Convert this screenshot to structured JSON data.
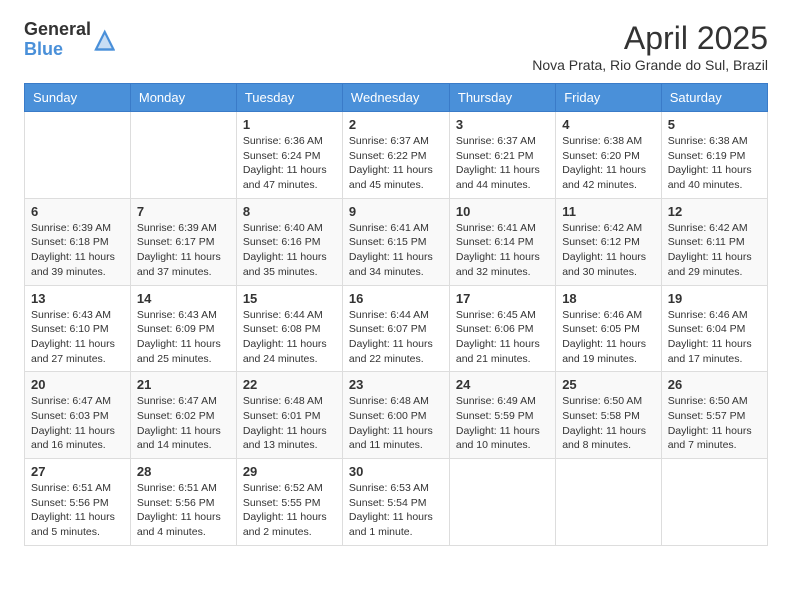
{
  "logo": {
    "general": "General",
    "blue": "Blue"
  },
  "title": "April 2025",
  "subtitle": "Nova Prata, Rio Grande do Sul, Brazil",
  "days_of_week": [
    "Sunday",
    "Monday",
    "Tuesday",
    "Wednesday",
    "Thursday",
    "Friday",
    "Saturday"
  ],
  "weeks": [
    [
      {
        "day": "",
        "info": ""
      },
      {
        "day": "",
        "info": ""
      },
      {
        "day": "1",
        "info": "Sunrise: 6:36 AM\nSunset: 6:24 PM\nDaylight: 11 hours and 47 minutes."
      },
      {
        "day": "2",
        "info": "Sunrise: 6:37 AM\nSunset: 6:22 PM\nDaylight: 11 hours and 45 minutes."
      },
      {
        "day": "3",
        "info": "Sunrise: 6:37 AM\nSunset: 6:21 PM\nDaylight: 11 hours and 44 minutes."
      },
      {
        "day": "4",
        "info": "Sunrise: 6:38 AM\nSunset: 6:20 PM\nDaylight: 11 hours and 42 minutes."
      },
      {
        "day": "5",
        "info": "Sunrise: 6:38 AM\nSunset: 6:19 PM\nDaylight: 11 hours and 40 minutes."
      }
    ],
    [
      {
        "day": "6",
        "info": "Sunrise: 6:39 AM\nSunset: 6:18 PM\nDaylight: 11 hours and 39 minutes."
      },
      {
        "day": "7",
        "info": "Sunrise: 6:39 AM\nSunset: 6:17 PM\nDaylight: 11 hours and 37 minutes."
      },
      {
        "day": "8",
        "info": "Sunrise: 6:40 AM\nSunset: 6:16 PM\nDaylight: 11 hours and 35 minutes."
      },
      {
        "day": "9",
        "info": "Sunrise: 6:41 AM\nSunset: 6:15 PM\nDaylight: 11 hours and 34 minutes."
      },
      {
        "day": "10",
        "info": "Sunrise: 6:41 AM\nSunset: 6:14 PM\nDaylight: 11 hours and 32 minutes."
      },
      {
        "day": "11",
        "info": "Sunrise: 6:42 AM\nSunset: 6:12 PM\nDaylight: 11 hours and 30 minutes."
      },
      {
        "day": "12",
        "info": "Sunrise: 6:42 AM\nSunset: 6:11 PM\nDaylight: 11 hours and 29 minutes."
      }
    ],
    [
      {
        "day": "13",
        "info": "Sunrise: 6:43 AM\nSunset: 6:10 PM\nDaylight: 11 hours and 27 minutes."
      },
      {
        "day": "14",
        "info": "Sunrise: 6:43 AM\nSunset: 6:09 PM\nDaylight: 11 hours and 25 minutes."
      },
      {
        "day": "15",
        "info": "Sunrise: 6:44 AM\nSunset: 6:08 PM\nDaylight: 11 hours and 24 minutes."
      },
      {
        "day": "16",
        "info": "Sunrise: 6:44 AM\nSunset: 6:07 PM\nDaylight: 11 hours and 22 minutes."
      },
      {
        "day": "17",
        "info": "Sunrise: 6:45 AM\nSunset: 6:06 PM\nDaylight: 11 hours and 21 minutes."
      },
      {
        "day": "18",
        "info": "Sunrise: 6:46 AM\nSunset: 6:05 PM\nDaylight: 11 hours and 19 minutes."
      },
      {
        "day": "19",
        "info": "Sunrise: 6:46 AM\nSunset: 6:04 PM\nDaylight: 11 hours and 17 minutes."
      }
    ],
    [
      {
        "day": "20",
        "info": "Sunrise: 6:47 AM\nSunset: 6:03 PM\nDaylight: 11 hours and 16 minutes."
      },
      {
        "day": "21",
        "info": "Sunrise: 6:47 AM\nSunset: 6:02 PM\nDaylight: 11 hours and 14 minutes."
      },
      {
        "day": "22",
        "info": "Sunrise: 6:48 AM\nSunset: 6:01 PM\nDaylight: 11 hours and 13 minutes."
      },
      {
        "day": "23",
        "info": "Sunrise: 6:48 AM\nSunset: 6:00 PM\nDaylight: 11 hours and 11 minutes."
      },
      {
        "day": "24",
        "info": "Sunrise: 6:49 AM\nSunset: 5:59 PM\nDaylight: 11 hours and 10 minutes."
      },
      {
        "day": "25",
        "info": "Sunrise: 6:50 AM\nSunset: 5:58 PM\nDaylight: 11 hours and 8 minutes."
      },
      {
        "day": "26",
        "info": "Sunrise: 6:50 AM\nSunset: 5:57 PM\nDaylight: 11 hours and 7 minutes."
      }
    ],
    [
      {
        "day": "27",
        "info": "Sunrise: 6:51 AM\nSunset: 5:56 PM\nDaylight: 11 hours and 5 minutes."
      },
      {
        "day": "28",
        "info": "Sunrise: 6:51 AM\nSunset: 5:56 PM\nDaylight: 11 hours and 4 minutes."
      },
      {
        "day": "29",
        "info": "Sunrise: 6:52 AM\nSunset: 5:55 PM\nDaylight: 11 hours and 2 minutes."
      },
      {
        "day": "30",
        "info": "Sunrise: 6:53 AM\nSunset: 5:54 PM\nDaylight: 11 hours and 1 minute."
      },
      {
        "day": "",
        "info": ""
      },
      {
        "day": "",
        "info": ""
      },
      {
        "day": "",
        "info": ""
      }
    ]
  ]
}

* * *

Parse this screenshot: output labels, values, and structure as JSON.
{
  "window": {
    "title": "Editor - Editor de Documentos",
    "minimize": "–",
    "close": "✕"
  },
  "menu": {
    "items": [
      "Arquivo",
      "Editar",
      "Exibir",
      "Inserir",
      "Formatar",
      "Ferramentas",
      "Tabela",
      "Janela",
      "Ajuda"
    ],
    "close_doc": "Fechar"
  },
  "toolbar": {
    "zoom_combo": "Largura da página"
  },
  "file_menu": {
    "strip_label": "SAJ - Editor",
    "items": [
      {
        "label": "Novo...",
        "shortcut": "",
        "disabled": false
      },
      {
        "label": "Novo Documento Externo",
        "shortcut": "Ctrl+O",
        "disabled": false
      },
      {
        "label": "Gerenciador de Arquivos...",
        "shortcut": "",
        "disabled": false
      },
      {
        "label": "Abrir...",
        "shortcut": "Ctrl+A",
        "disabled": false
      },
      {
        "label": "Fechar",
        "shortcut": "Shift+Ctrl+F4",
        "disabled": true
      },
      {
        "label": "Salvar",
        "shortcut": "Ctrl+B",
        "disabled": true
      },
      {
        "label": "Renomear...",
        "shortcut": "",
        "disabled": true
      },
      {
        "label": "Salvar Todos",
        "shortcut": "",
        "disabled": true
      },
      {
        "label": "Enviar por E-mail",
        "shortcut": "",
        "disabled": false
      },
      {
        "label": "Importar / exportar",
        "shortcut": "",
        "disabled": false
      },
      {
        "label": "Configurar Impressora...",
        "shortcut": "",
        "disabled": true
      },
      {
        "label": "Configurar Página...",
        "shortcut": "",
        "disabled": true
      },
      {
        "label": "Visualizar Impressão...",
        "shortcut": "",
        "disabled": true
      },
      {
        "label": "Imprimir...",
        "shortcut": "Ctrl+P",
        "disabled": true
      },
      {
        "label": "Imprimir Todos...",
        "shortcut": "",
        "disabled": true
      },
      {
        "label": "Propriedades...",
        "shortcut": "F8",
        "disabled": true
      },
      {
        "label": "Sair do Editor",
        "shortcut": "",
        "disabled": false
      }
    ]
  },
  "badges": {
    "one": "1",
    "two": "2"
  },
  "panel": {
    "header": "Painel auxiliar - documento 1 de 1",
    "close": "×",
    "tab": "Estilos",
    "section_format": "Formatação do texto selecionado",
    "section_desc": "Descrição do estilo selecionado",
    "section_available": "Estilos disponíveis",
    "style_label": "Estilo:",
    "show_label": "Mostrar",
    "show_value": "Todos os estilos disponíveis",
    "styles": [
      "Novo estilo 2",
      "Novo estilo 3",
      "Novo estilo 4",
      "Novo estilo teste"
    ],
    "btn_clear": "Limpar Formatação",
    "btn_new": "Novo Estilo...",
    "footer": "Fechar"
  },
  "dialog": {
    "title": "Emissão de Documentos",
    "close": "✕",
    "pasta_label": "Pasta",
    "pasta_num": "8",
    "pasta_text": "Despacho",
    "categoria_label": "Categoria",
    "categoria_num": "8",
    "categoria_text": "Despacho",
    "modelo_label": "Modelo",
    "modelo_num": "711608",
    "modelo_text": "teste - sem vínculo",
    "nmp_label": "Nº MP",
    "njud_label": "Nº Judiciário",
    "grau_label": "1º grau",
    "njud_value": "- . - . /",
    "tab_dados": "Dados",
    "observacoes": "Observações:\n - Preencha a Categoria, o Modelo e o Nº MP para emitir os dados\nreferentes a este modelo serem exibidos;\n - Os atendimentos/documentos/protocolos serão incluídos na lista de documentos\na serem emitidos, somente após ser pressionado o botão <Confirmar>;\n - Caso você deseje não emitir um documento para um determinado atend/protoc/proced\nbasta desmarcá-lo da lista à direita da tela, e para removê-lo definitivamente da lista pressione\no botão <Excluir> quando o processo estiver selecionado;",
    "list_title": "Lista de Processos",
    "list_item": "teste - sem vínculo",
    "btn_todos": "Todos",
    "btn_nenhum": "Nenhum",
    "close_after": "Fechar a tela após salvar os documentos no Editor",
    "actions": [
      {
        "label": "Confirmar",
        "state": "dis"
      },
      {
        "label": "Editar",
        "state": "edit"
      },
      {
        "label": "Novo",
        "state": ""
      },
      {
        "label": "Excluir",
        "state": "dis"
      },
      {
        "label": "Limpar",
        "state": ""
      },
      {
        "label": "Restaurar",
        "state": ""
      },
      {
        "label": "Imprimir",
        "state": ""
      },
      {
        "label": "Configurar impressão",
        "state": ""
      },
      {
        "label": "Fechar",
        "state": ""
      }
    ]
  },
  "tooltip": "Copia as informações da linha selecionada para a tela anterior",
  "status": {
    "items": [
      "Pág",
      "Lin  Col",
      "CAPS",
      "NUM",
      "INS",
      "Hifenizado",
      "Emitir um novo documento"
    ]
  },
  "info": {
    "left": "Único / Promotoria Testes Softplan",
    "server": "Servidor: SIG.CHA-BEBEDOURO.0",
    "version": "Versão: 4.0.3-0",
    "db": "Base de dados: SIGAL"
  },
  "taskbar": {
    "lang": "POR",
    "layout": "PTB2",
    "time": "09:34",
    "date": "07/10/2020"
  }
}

● **Stated exercise**
In the entries above, identify every line with the word "disponíveis". Copy those lines.

● **The output**
    "section_available": "Estilos disponíveis",
    "show_value": "Todos os estilos disponíveis",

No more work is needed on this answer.